_DO THIS_:
Update the listing by replacing every occurrence of "Native VLAN ID" with "Default VLAN ID", leaving everything else unchanged.

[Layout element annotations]
————————
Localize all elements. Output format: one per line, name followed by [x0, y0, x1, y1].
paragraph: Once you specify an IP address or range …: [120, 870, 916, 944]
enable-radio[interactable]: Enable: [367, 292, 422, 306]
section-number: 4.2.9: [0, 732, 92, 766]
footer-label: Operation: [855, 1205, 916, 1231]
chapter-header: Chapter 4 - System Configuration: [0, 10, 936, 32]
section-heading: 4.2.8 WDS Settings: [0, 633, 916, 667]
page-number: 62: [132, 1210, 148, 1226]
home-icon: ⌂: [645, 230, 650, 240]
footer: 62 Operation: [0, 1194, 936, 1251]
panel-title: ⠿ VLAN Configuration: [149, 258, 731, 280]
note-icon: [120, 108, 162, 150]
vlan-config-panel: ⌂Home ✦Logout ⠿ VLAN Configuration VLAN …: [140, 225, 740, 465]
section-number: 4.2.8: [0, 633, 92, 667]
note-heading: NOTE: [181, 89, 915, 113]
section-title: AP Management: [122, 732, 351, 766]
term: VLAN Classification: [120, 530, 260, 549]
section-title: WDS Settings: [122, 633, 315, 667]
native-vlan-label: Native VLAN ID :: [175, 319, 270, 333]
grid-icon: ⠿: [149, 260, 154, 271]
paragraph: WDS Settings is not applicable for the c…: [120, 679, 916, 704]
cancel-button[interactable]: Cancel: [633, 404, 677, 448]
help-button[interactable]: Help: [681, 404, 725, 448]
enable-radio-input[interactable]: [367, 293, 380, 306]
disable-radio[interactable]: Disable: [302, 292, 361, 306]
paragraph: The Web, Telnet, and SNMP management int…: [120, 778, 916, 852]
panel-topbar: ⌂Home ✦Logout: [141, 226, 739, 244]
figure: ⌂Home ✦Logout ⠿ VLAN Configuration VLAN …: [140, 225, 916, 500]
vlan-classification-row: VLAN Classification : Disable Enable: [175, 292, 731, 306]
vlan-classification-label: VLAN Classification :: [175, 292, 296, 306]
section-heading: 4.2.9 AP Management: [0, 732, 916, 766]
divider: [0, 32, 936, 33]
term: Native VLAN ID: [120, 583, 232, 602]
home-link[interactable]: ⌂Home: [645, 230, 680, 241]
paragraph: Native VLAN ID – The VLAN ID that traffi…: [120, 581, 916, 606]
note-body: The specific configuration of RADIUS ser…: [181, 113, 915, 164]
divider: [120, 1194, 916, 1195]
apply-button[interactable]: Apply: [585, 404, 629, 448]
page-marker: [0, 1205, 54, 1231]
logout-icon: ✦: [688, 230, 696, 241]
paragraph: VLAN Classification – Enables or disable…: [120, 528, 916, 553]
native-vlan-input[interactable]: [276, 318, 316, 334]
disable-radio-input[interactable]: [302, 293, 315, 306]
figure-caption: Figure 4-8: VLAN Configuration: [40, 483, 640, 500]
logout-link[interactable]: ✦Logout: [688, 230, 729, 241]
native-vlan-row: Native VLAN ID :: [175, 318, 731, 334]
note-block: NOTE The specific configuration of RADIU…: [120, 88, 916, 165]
————————
_RESPONSE TO THE TASK_:
Localize all elements. Output format: one per line, name followed by [x0, y0, x1, y1].
paragraph: Once you specify an IP address or range …: [120, 870, 916, 944]
enable-radio[interactable]: Enable: [367, 292, 422, 306]
section-number: 4.2.9: [0, 732, 92, 766]
footer-label: Operation: [855, 1205, 916, 1231]
chapter-header: Chapter 4 - System Configuration: [0, 10, 936, 32]
section-heading: 4.2.8 WDS Settings: [0, 633, 916, 667]
page-number: 62: [132, 1210, 148, 1226]
home-icon: ⌂: [645, 230, 650, 240]
footer: 62 Operation: [0, 1194, 936, 1251]
panel-title: ⠿ VLAN Configuration: [149, 258, 731, 280]
note-icon: [120, 108, 162, 150]
vlan-config-panel: ⌂Home ✦Logout ⠿ VLAN Configuration VLAN …: [140, 225, 740, 465]
section-number: 4.2.8: [0, 633, 92, 667]
note-heading: NOTE: [181, 89, 915, 113]
section-title: AP Management: [122, 732, 351, 766]
term: VLAN Classification: [120, 530, 260, 549]
section-title: WDS Settings: [122, 633, 315, 667]
native-vlan-label: Default VLAN ID :: [175, 319, 270, 333]
grid-icon: ⠿: [149, 260, 154, 271]
paragraph: WDS Settings is not applicable for the c…: [120, 679, 916, 704]
cancel-button[interactable]: Cancel: [633, 404, 677, 448]
help-button[interactable]: Help: [681, 404, 725, 448]
enable-radio-input[interactable]: [367, 293, 380, 306]
disable-radio[interactable]: Disable: [302, 292, 361, 306]
paragraph: The Web, Telnet, and SNMP management int…: [120, 778, 916, 852]
panel-topbar: ⌂Home ✦Logout: [141, 226, 739, 244]
figure: ⌂Home ✦Logout ⠿ VLAN Configuration VLAN …: [140, 225, 916, 500]
vlan-classification-row: VLAN Classification : Disable Enable: [175, 292, 731, 306]
vlan-classification-label: VLAN Classification :: [175, 292, 296, 306]
section-heading: 4.2.9 AP Management: [0, 732, 916, 766]
divider: [0, 32, 936, 33]
term: Default VLAN ID: [120, 583, 232, 602]
home-link[interactable]: ⌂Home: [645, 230, 680, 241]
paragraph: Default VLAN ID – The VLAN ID that traffi…: [120, 581, 916, 606]
note-body: The specific configuration of RADIUS ser…: [181, 113, 915, 164]
divider: [120, 1194, 916, 1195]
apply-button[interactable]: Apply: [585, 404, 629, 448]
page-marker: [0, 1205, 54, 1231]
logout-icon: ✦: [688, 230, 696, 241]
paragraph: VLAN Classification – Enables or disable…: [120, 528, 916, 553]
native-vlan-input[interactable]: [276, 318, 316, 334]
disable-radio-input[interactable]: [302, 293, 315, 306]
figure-caption: Figure 4-8: VLAN Configuration: [40, 483, 640, 500]
logout-link[interactable]: ✦Logout: [688, 230, 729, 241]
native-vlan-row: Default VLAN ID :: [175, 318, 731, 334]
note-block: NOTE The specific configuration of RADIU…: [120, 88, 916, 165]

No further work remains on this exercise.